Rows from a figure dataset:
[BEGIN]

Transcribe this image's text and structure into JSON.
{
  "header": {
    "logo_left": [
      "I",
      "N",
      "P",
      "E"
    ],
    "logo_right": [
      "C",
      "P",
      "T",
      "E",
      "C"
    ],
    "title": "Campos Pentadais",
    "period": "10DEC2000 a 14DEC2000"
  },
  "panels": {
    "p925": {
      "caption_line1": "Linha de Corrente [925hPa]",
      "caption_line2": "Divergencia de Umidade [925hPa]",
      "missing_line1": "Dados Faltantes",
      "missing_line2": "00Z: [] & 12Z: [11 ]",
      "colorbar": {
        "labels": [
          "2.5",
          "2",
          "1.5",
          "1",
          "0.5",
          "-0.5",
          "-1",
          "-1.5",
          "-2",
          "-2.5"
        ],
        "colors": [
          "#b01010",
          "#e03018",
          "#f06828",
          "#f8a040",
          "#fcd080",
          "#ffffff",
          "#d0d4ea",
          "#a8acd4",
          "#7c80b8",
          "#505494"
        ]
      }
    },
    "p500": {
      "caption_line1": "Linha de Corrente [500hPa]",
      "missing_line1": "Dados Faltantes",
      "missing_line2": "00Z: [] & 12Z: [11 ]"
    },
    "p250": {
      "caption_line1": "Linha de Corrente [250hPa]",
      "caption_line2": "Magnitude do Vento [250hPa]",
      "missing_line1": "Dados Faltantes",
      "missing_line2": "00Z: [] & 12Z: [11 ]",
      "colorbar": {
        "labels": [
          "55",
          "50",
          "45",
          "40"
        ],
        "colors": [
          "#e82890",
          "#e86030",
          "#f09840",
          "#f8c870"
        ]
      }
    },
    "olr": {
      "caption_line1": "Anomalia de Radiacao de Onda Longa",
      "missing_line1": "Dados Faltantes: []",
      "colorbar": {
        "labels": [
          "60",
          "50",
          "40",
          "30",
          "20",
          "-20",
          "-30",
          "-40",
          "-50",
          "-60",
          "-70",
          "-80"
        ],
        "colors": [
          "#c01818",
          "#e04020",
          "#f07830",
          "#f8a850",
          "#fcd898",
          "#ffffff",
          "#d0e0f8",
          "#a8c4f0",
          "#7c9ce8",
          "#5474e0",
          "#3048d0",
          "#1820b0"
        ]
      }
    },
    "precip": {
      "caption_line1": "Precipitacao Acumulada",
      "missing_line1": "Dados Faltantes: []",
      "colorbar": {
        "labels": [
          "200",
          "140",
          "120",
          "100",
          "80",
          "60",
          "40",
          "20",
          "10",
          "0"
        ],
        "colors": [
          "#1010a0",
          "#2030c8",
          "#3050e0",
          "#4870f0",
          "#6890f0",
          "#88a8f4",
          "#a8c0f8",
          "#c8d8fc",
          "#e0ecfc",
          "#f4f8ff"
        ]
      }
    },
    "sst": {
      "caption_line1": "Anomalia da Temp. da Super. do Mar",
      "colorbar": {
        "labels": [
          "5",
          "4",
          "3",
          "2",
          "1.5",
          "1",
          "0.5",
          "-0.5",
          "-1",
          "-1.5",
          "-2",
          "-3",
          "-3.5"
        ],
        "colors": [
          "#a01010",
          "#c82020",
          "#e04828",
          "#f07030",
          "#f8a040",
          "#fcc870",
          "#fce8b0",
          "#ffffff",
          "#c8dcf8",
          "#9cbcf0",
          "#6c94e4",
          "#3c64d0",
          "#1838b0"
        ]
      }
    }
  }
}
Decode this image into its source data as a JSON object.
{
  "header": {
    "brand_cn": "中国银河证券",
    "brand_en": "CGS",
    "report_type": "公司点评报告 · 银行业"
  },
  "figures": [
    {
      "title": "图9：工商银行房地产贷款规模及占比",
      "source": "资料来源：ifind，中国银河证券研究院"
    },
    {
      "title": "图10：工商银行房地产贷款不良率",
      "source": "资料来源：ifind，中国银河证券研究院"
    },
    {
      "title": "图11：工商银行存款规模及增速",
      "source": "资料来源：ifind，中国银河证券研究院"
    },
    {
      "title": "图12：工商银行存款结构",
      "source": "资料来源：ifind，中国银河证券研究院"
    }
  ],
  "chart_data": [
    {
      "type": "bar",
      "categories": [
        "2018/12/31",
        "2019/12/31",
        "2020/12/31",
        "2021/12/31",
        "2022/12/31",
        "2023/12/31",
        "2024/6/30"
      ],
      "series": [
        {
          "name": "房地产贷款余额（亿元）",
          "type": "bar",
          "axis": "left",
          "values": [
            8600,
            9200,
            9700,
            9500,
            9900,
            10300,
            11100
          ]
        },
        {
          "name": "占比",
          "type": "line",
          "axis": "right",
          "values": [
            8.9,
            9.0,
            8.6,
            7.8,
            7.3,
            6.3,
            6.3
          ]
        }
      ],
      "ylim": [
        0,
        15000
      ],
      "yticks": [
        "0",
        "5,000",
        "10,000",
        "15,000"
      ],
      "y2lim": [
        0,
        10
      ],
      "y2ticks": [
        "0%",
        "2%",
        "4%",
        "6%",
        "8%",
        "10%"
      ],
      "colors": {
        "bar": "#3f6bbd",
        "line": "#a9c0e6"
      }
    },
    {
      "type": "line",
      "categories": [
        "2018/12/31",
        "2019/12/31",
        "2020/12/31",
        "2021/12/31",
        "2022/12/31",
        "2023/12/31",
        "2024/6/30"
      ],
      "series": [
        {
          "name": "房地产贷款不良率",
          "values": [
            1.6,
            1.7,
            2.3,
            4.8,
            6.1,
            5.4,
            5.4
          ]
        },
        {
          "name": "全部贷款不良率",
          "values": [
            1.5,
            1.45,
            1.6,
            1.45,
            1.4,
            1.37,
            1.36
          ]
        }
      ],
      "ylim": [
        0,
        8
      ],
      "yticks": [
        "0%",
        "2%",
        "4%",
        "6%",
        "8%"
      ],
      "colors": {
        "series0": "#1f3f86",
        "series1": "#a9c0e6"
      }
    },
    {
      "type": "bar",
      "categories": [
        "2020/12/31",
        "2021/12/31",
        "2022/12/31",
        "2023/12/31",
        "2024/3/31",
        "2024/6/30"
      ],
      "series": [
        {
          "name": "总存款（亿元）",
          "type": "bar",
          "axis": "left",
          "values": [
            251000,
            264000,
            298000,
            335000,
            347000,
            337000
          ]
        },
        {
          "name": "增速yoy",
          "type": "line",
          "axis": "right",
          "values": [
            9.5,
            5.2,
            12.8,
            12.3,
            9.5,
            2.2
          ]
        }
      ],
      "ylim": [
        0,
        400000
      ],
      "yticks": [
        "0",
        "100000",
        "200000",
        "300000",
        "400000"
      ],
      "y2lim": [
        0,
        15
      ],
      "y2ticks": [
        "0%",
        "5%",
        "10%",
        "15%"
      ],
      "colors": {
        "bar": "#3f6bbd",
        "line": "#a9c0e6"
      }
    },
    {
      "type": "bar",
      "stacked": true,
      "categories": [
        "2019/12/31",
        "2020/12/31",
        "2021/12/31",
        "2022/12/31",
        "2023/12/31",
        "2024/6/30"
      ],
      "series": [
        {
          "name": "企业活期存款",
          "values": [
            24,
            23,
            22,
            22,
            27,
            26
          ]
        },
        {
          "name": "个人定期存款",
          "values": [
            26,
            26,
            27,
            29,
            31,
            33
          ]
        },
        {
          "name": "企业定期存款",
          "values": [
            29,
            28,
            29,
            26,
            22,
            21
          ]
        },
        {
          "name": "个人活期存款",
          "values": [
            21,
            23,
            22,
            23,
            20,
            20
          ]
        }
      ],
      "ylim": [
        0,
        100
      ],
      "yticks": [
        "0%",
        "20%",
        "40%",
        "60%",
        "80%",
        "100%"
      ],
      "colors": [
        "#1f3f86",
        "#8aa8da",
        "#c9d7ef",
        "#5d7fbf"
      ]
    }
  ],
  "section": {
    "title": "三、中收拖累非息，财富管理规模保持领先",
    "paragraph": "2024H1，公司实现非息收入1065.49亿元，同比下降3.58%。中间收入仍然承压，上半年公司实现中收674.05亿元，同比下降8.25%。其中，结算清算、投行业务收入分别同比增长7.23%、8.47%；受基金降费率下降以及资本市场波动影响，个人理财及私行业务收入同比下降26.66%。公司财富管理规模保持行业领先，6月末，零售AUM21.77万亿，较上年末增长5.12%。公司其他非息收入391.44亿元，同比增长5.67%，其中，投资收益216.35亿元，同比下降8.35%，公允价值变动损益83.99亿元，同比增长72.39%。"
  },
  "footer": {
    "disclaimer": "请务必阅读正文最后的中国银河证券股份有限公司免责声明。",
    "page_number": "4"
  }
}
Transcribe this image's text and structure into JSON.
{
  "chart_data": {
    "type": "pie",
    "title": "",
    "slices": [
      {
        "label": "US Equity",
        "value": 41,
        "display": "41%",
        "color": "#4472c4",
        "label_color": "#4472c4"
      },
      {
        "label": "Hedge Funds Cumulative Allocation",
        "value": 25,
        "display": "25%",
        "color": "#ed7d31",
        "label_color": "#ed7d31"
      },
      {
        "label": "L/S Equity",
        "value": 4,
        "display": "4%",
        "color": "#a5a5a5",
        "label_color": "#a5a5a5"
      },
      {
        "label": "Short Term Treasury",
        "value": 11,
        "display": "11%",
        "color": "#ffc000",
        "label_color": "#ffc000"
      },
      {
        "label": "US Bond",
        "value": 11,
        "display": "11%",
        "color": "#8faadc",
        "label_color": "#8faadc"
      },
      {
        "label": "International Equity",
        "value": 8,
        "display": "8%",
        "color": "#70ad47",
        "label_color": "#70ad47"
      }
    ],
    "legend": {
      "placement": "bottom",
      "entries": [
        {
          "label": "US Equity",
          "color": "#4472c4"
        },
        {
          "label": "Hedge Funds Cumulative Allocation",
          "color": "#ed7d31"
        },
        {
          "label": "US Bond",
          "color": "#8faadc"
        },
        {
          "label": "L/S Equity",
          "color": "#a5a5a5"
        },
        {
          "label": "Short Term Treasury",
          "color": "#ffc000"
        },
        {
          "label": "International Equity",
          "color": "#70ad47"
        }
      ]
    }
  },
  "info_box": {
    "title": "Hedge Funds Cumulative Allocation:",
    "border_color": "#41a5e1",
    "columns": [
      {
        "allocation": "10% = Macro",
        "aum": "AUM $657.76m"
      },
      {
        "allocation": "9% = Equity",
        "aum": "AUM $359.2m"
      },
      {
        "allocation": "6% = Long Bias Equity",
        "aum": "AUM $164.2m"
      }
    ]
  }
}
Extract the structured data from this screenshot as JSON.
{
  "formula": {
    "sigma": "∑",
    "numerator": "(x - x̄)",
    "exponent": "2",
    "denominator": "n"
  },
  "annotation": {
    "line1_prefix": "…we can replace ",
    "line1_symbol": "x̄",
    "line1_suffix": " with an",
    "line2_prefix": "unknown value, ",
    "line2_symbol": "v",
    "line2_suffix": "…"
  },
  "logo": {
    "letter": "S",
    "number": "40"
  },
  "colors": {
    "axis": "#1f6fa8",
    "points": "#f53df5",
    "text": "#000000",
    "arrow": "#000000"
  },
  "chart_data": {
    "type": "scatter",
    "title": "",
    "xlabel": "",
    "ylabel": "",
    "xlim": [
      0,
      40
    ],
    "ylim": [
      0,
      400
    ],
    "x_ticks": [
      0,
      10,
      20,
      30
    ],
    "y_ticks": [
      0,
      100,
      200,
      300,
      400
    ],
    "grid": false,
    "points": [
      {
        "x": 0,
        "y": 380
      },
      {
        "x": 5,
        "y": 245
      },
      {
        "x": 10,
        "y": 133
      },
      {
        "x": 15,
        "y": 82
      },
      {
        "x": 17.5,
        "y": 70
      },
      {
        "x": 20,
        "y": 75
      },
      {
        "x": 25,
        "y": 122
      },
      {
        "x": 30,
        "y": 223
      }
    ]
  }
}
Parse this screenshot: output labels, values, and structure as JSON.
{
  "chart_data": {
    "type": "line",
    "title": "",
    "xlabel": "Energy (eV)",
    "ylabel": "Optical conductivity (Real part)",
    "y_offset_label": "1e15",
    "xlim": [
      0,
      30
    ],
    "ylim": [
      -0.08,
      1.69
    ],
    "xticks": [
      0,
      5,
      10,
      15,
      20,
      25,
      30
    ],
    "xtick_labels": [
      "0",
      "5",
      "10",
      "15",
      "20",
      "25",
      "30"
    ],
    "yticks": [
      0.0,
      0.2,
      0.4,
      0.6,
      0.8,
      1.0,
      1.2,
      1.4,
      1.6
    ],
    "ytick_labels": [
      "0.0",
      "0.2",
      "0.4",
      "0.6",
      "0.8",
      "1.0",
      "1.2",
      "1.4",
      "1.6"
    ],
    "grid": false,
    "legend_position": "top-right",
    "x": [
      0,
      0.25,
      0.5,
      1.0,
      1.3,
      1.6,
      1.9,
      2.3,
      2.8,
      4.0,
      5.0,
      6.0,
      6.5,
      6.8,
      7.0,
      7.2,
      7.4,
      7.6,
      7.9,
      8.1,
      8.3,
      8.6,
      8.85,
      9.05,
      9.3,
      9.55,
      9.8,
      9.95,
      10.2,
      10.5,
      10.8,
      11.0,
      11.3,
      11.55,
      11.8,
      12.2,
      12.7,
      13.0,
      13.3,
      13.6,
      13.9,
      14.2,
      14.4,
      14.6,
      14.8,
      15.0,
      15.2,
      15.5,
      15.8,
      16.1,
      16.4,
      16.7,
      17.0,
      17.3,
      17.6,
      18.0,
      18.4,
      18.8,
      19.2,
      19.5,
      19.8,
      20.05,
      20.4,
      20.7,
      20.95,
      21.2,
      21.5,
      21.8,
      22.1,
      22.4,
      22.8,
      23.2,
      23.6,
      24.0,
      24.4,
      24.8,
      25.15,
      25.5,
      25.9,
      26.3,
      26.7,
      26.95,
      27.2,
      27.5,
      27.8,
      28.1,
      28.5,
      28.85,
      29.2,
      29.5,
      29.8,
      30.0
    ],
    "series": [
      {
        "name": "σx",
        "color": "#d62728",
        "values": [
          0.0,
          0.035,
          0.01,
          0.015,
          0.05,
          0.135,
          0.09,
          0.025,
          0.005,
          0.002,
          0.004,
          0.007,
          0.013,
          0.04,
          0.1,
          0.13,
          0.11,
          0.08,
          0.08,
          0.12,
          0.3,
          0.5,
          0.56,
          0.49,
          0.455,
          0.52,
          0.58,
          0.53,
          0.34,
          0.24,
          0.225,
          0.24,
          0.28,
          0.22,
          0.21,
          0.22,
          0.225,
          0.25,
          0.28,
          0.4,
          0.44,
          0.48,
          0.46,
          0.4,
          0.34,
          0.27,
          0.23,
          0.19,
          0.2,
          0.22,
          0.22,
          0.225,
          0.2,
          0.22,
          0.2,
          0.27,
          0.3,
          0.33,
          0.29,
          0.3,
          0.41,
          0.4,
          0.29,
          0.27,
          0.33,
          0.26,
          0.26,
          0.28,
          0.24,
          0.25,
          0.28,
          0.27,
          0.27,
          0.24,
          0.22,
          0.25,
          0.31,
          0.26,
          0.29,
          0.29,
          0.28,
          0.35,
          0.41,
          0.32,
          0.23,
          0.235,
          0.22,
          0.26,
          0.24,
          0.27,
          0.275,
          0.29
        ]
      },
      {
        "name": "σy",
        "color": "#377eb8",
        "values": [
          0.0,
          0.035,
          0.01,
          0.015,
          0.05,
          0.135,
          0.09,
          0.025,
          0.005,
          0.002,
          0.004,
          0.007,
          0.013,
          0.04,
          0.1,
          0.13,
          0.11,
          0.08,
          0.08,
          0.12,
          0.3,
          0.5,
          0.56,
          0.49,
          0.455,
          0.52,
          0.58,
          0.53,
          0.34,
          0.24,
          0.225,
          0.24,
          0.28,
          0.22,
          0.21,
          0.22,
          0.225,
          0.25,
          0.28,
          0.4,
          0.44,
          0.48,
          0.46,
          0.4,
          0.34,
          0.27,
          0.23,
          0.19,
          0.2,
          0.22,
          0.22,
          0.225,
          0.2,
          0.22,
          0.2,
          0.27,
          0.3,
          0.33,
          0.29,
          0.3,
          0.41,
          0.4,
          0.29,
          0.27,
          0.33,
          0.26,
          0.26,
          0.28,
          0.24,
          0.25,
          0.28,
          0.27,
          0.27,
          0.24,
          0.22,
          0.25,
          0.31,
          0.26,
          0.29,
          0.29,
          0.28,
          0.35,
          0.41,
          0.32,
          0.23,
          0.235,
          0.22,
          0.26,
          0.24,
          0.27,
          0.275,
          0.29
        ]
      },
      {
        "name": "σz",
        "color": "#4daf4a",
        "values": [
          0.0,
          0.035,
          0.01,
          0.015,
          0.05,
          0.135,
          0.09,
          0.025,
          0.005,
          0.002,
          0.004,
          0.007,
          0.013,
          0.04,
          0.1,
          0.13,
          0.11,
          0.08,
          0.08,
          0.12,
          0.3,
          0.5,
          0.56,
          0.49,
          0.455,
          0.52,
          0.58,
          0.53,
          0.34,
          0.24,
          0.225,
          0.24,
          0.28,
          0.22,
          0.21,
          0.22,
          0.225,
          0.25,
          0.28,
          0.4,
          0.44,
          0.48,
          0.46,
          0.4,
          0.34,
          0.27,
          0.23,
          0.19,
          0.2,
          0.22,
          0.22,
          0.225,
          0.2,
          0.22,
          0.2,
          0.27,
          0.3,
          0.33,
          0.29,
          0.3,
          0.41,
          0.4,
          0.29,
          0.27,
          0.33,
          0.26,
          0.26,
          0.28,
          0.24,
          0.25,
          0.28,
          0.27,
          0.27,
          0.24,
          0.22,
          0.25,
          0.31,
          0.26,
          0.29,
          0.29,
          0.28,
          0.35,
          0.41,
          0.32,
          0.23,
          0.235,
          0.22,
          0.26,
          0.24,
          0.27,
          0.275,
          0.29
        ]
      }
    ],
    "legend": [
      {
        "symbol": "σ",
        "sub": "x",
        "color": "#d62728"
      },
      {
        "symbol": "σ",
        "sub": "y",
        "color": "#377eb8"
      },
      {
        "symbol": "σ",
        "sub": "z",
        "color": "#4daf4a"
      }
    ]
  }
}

[END]

§ **EXERCISE DIRECTIONS**
Using the listing above, say how many of its lines contain the string "Funds", giving nothing but the figure.

§ **EXERCISE RESULT**
3